Capturing Mary (2007 TV Movie)
10/10
Rating Change Needed for Capturing Mary: Over 50?
19 December 2009
Warning: Spoilers
'Capturing Mary' is an excellent, original, brilliant, Jungian, existentialist, feminist film.

It opens with a labyrinthine stunning maze, photographed in calming, light Edwardian blue and white, which is revealed as a photograph at first then reveals itself to be the winding staircase in the massive, old, British establishment home that is Upstairs or "Outer Success" in the Upstairs Downstairs of the British class system.

The duality of the image: static photograph, then a moving, frustrating labyrinth makes this Opening Image stand up and announce what kind of film you will be seeing: a film about ancient institutions of power through which you will move in frustration trying to decide whether to attack or submit to in personal and professional ways. A Hamlet of a choice.

The breathtaking labyrinth has a dark side: the winding, claustrophobic corridors of the 'cellar' resonate Roman catacombs, Nell's path to King Charles under Windsor castle, escape routes by ancient lords and kings in underground tunnels of Country Houses, and of course, the daily trek by kitchen skivvies....Mary, us, people of the Third Estate, commoners. What resonates is the message "you are lost in the underworld; subjugated by walls too ancient to navigate...you haven't the key,...(a Jungian image which appears in Greville's hand in the film)... you haven't the noble status."

§ **Problem requirements**
Continue the review of "Capturing Mary" from the point where it stops.

§ **Supplied information**

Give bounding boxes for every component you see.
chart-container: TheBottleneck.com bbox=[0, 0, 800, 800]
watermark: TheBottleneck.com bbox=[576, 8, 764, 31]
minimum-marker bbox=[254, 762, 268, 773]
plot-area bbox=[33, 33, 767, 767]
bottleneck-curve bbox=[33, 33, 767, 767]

§ **Result**
This message is the Belly of the Whale in Joseph Campbell's Hero's Adventure: in which the feudal relationship captures our heroine, Mary. Will she get out of the cellar, the kitchen, the draw to the handsome prince? Will she maintain her pursuit of the life of the mind?

The Jungian education you need to understand the script further shows itself in the question: is Greville real? Is Mary's drinking a plot point designed to hide the fact Greville is unreal? Greville can ruin your career, equally, by existing in a young defiant female journalist's head. If Mary chooses to write about the underbelly of her hosts' lives, won't she lose the weekend party invitations to large country houses? What a disaster for a girl who worked so hard to lose her Mancusian birth accent.

Mary's sharp rebuke to the lovely, modern Joe is the thesis: "Don't be impatient with me, Joe." Indeed I say this to Simon and all young people watching it. It is an atavistic trait in young people to strike out and change things, say things, do things. But if one is patient, one sees, that outer success, in the Upstairs world has too great a price.

Spoiler alert: the film is a valentine to women of a certain age. That Mary never succumbs is the triumph of the story, a feat almost impossible, one imagines, knowing how Katherine Hepburn fell to Howard Hughes, Clare Luce to Mr. Booth, etcetera. The mysterious Greville is handsome, discreet, immensely powerful in publishing.

Women over 50 will certainly welcome a film which beautifully, and seriously appreciates the efforts to adhere to her life of the mind that Mary makes. It is a welcome feat in a film world in which Lara Croft and Mrs. Smith use automatic weapons and the heels of their boots to smash open doors and behave rather like men. The simplicity of Mary's integrity, on the other hand, is a more accessible and beautiful role model of empowerment for women who wish to both have successful lives of the mind, and who wish to observe the world rather than make massive mistakes that previous generations of women felt forced to make.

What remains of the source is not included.